--- start ---
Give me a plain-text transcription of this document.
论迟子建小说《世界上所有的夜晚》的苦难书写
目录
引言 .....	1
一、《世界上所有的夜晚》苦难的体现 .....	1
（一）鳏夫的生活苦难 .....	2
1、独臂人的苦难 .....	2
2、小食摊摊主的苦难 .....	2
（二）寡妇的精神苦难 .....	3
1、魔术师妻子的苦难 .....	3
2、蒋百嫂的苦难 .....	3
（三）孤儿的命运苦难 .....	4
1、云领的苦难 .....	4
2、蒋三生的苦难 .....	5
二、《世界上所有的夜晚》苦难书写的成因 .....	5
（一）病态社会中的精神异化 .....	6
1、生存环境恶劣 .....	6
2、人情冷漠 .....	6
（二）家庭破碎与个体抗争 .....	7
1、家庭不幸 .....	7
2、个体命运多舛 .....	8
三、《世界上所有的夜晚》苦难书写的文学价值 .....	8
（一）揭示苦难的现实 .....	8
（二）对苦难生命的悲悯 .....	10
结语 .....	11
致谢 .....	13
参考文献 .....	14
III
--- end ---
• **EXERCISE TASK**:
Gather each line in the data that holds the string "世界上所有的夜晚".

• **THE SOLUTION**:
论迟子建小说《世界上所有的夜晚》的苦难书写
一、《世界上所有的夜晚》苦难的体现 .....	1
二、《世界上所有的夜晚》苦难书写的成因 .....	5
三、《世界上所有的夜晚》苦难书写的文学价值 .....	8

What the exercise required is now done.